● TASK PROMPT:
Would you transcribe the whole listing exactly, minus its pictures?

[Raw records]
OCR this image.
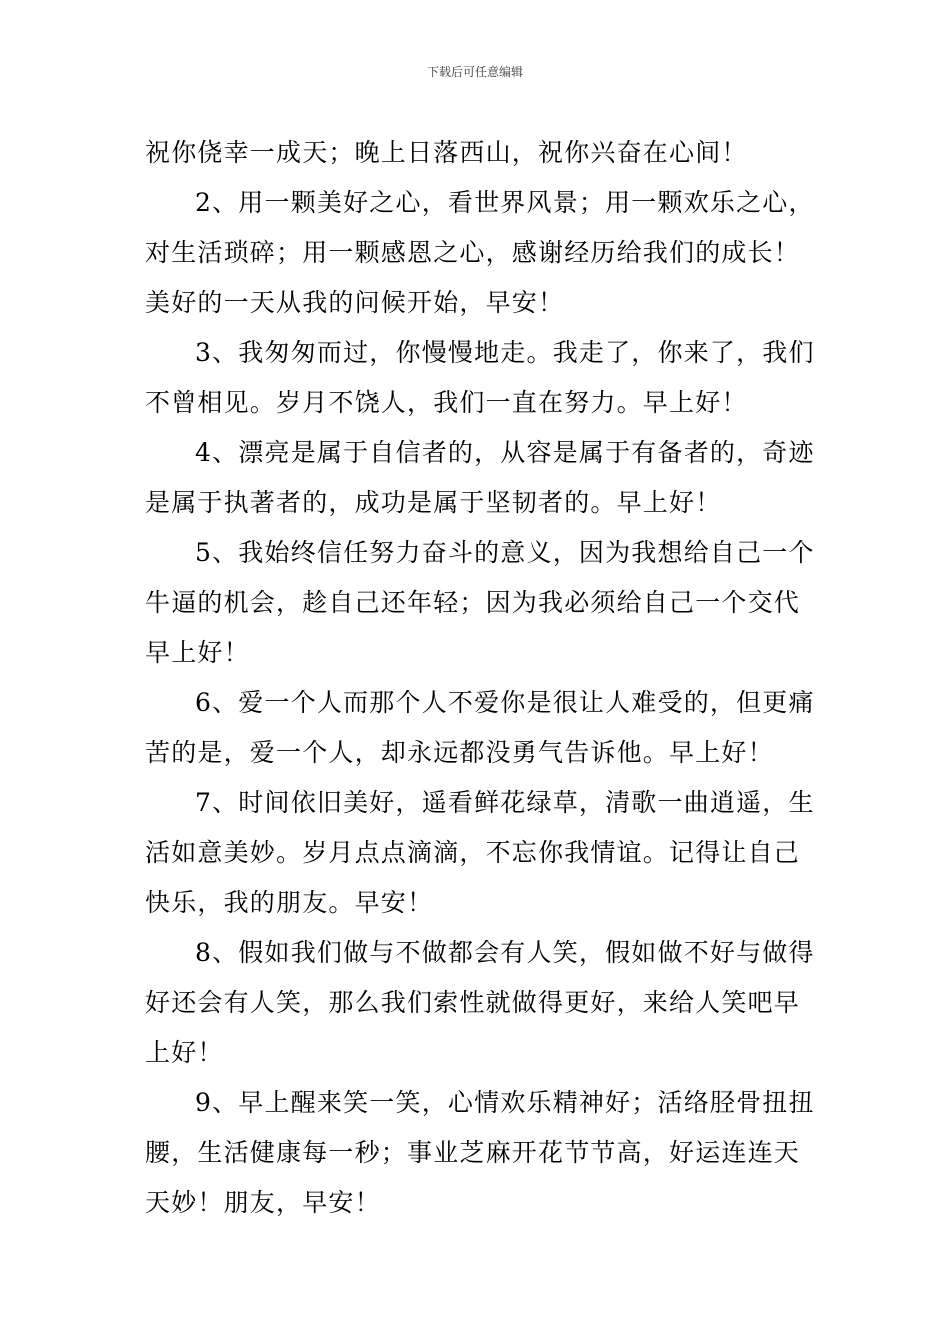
下载后可任意编辑
祝你侥幸一成天；晚上日落西山，祝你兴奋在心间！
2、用一颗美好之心，看世界风景；用一颗欢乐之心，
对生活琐碎；用一颗感恩之心，感谢经历给我们的成长！
美好的一天从我的问候开始，早安！
3、我匆匆而过，你慢慢地走。我走了，你来了，我们
不曾相见。岁月不饶人，我们一直在努力。早上好！
4、漂亮是属于自信者的，从容是属于有备者的，奇迹
是属于执著者的，成功是属于坚韧者的。早上好！
5、我始终信任努力奋斗的意义，因为我想给自己一个
牛逼的机会，趁自己还年轻；因为我必须给自己一个交代
早上好！
6、爱一个人而那个人不爱你是很让人难受的，但更痛
苦的是，爱一个人，却永远都没勇气告诉他。早上好！
7、时间依旧美好，遥看鲜花绿草，清歌一曲逍遥，生
活如意美妙。岁月点点滴滴，不忘你我情谊。记得让自己
快乐，我的朋友。早安！
8、假如我们做与不做都会有人笑，假如做不好与做得
好还会有人笑，那么我们索性就做得更好，来给人笑吧早
上好！
9、早上醒来笑一笑，心情欢乐精神好；活络胫骨扭扭
腰，生活健康每一秒；事业芝麻开花节节高，好运连连天
天妙！朋友，早安！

● ANSWER:
OCR this image.
下载后可任意编辑
祝你侥幸一成天；晚上日落西山，祝你兴奋在心间！
2、用一颗美好之心，看世界风景；用一颗欢乐之心，
对生活琐碎；用一颗感恩之心，感谢经历给我们的成长！
美好的一天从我的问候开始，早安！
3、我匆匆而过，你慢慢地走。我走了，你来了，我们
不曾相见。岁月不饶人，我们一直在努力。早上好！
4、漂亮是属于自信者的，从容是属于有备者的，奇迹
是属于执著者的，成功是属于坚韧者的。早上好！
5、我始终信任努力奋斗的意义，因为我想给自己一个
牛逼的机会，趁自己还年轻；因为我必须给自己一个交代
早上好！
6、爱一个人而那个人不爱你是很让人难受的，但更痛
苦的是，爱一个人，却永远都没勇气告诉他。早上好！
7、时间依旧美好，遥看鲜花绿草，清歌一曲逍遥，生
活如意美妙。岁月点点滴滴，不忘你我情谊。记得让自己
快乐，我的朋友。早安！
8、假如我们做与不做都会有人笑，假如做不好与做得
好还会有人笑，那么我们索性就做得更好，来给人笑吧早
上好！
9、早上醒来笑一笑，心情欢乐精神好；活络胫骨扭扭
腰，生活健康每一秒；事业芝麻开花节节高，好运连连天
天妙！朋友，早安！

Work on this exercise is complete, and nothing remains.